▶ _EXERCISE REQUIREMENTS_
Make an exact copy of the lines below.

▶ _RECORDS TO PROCESS_
═══

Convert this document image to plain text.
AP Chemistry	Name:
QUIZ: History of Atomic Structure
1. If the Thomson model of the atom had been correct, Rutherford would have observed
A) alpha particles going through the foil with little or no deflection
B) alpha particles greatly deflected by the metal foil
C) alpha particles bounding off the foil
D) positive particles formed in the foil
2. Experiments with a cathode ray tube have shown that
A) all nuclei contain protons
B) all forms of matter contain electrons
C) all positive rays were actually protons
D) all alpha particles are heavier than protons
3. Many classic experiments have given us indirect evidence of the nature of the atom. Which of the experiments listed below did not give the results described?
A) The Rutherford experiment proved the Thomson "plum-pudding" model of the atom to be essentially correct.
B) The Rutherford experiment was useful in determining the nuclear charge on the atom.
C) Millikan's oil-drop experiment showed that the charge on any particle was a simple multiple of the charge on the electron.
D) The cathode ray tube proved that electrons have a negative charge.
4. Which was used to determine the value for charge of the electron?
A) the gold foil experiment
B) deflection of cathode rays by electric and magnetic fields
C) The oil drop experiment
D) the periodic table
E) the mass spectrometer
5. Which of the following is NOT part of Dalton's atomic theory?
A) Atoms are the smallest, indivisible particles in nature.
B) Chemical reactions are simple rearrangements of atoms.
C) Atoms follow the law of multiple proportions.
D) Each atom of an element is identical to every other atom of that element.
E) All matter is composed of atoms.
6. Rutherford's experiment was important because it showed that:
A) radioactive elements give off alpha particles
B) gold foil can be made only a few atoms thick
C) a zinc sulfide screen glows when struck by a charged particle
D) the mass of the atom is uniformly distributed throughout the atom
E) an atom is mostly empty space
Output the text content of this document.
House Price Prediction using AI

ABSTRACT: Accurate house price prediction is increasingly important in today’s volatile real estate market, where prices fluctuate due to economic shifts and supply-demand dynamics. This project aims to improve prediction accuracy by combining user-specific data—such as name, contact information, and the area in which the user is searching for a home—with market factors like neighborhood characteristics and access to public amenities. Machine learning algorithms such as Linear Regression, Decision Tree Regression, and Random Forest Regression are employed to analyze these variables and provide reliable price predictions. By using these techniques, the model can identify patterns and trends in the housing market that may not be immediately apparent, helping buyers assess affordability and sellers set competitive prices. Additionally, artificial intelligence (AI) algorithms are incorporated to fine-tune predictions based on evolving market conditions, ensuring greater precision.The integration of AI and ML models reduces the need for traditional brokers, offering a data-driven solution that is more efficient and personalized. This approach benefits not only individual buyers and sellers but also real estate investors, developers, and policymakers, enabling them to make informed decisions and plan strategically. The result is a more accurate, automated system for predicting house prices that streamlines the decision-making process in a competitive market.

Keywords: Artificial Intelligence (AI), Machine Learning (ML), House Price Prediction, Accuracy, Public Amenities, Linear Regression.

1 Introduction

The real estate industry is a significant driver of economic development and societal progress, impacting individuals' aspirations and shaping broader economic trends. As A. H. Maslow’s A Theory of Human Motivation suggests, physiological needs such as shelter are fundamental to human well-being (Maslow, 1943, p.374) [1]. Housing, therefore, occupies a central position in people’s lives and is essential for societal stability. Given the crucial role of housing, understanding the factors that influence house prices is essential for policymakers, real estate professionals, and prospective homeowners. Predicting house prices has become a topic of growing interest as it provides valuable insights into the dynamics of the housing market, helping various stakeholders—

═══

▶ _RESULT OF THIS TASK_
Convert this document image to plain text.
AP Chemistry	Name:
QUIZ: History of Atomic Structure
1. If the Thomson model of the atom had been correct, Rutherford would have observed
A) alpha particles going through the foil with little or no deflection
B) alpha particles greatly deflected by the metal foil
C) alpha particles bounding off the foil
D) positive particles formed in the foil
2. Experiments with a cathode ray tube have shown that
A) all nuclei contain protons
B) all forms of matter contain electrons
C) all positive rays were actually protons
D) all alpha particles are heavier than protons
3. Many classic experiments have given us indirect evidence of the nature of the atom. Which of the experiments listed below did not give the results described?
A) The Rutherford experiment proved the Thomson "plum-pudding" model of the atom to be essentially correct.
B) The Rutherford experiment was useful in determining the nuclear charge on the atom.
C) Millikan's oil-drop experiment showed that the charge on any particle was a simple multiple of the charge on the electron.
D) The cathode ray tube proved that electrons have a negative charge.
4. Which was used to determine the value for charge of the electron?
A) the gold foil experiment
B) deflection of cathode rays by electric and magnetic fields
C) The oil drop experiment
D) the periodic table
E) the mass spectrometer
5. Which of the following is NOT part of Dalton's atomic theory?
A) Atoms are the smallest, indivisible particles in nature.
B) Chemical reactions are simple rearrangements of atoms.
C) Atoms follow the law of multiple proportions.
D) Each atom of an element is identical to every other atom of that element.
E) All matter is composed of atoms.
6. Rutherford's experiment was important because it showed that:
A) radioactive elements give off alpha particles
B) gold foil can be made only a few atoms thick
C) a zinc sulfide screen glows when struck by a charged particle
D) the mass of the atom is uniformly distributed throughout the atom
E) an atom is mostly empty space
Output the text content of this document.
House Price Prediction using AI

ABSTRACT: Accurate house price prediction is increasingly important in today’s volatile real estate market, where prices fluctuate due to economic shifts and supply-demand dynamics. This project aims to improve prediction accuracy by combining user-specific data—such as name, contact information, and the area in which the user is searching for a home—with market factors like neighborhood characteristics and access to public amenities. Machine learning algorithms such as Linear Regression, Decision Tree Regression, and Random Forest Regression are employed to analyze these variables and provide reliable price predictions. By using these techniques, the model can identify patterns and trends in the housing market that may not be immediately apparent, helping buyers assess affordability and sellers set competitive prices. Additionally, artificial intelligence (AI) algorithms are incorporated to fine-tune predictions based on evolving market conditions, ensuring greater precision.The integration of AI and ML models reduces the need for traditional brokers, offering a data-driven solution that is more efficient and personalized. This approach benefits not only individual buyers and sellers but also real estate investors, developers, and policymakers, enabling them to make informed decisions and plan strategically. The result is a more accurate, automated system for predicting house prices that streamlines the decision-making process in a competitive market.

Keywords: Artificial Intelligence (AI), Machine Learning (ML), House Price Prediction, Accuracy, Public Amenities, Linear Regression.

1 Introduction

The real estate industry is a significant driver of economic development and societal progress, impacting individuals' aspirations and shaping broader economic trends. As A. H. Maslow’s A Theory of Human Motivation suggests, physiological needs such as shelter are fundamental to human well-being (Maslow, 1943, p.374) [1]. Housing, therefore, occupies a central position in people’s lives and is essential for societal stability. Given the crucial role of housing, understanding the factors that influence house prices is essential for policymakers, real estate professionals, and prospective homeowners. Predicting house prices has become a topic of growing interest as it provides valuable insights into the dynamics of the housing market, helping various stakeholders—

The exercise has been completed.